Starting at the first line of the material and ending with the line holding "menu-item-label: Bookmarks —", inclusive, rewrite those lines with "History" changed to "Browsing history" and nothing else altered.

········

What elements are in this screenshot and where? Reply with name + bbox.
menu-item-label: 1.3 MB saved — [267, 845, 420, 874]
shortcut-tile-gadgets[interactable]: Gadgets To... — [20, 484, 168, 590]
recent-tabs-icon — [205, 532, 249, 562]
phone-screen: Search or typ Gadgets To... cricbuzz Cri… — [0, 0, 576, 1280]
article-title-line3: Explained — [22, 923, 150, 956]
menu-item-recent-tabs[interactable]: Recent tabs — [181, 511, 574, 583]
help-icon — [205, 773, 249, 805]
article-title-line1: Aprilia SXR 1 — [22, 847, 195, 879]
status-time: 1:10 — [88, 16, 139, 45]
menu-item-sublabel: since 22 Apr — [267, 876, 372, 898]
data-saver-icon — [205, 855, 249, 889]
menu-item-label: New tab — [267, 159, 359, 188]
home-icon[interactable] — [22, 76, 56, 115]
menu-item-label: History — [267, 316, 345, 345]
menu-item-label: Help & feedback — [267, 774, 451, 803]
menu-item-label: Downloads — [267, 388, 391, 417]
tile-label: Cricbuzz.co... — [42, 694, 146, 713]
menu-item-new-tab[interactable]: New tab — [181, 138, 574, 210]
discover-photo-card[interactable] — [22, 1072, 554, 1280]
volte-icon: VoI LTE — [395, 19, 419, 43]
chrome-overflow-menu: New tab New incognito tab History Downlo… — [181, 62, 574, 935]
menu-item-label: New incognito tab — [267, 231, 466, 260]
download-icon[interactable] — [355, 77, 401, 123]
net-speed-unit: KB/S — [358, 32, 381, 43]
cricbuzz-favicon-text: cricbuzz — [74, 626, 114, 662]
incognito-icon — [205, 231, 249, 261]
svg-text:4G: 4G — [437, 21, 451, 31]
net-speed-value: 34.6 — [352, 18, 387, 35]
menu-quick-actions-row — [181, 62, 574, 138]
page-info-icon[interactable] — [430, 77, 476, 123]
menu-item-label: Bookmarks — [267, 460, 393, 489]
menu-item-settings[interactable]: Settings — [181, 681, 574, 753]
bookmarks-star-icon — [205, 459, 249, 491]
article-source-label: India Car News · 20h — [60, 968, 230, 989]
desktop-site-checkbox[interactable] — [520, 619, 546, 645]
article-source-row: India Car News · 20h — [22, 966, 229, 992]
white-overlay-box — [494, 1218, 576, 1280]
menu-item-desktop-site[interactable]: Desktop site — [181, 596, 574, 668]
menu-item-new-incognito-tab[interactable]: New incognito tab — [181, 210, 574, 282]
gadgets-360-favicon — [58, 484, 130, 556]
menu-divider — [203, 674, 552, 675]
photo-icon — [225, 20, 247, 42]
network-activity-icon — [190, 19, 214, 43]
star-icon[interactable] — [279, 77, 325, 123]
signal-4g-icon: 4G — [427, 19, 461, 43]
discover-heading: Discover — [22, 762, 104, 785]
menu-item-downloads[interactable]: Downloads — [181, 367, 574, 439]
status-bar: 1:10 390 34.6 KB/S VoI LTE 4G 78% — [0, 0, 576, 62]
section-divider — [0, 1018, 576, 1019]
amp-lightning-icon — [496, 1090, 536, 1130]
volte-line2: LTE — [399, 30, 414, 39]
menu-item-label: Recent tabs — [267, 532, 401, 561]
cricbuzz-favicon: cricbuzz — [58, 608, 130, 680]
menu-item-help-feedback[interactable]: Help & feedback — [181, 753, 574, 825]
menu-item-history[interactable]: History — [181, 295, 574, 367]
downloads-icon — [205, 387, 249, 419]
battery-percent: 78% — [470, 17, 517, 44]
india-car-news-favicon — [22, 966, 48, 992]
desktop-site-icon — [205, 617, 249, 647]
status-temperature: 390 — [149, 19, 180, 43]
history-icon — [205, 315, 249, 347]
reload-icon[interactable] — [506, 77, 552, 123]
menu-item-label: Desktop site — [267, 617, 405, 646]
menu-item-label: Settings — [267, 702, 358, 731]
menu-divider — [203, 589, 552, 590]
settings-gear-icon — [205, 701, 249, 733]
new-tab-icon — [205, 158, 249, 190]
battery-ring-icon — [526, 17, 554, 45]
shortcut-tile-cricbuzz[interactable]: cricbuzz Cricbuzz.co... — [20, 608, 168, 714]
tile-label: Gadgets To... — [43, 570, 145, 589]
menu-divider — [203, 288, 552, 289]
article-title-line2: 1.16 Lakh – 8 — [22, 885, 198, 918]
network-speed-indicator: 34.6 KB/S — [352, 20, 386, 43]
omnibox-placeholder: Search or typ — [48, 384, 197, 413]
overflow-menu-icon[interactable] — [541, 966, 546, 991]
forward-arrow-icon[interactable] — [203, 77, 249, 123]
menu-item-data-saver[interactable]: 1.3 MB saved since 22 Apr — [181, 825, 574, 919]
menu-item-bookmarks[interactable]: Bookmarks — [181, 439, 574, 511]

········

◆ Expected answer
What elements are in this screenshot and where? Reply with name + bbox.
menu-item-label: 1.3 MB saved — [267, 845, 420, 874]
shortcut-tile-gadgets[interactable]: Gadgets To... — [20, 484, 168, 590]
recent-tabs-icon — [205, 532, 249, 562]
phone-screen: Search or typ Gadgets To... cricbuzz Cri… — [0, 0, 576, 1280]
article-title-line3: Explained — [22, 923, 150, 956]
menu-item-recent-tabs[interactable]: Recent tabs — [181, 511, 574, 583]
help-icon — [205, 773, 249, 805]
article-title-line1: Aprilia SXR 1 — [22, 847, 195, 879]
status-time: 1:10 — [88, 16, 139, 45]
menu-item-sublabel: since 22 Apr — [267, 876, 372, 898]
data-saver-icon — [205, 855, 249, 889]
menu-item-label: New tab — [267, 159, 359, 188]
home-icon[interactable] — [22, 76, 56, 115]
menu-item-label: Browsing history — [267, 316, 345, 345]
menu-item-label: Help & feedback — [267, 774, 451, 803]
menu-item-label: Downloads — [267, 388, 391, 417]
tile-label: Cricbuzz.co... — [42, 694, 146, 713]
menu-item-new-tab[interactable]: New tab — [181, 138, 574, 210]
discover-photo-card[interactable] — [22, 1072, 554, 1280]
volte-icon: VoI LTE — [395, 19, 419, 43]
chrome-overflow-menu: New tab New incognito tab Browsing history Downlo… — [181, 62, 574, 935]
menu-item-label: New incognito tab — [267, 231, 466, 260]
download-icon[interactable] — [355, 77, 401, 123]
net-speed-unit: KB/S — [358, 32, 381, 43]
cricbuzz-favicon-text: cricbuzz — [74, 626, 114, 662]
incognito-icon — [205, 231, 249, 261]
svg-text:4G: 4G — [437, 21, 451, 31]
net-speed-value: 34.6 — [352, 18, 387, 35]
menu-quick-actions-row — [181, 62, 574, 138]
page-info-icon[interactable] — [430, 77, 476, 123]
menu-item-label: Bookmarks — [267, 460, 393, 489]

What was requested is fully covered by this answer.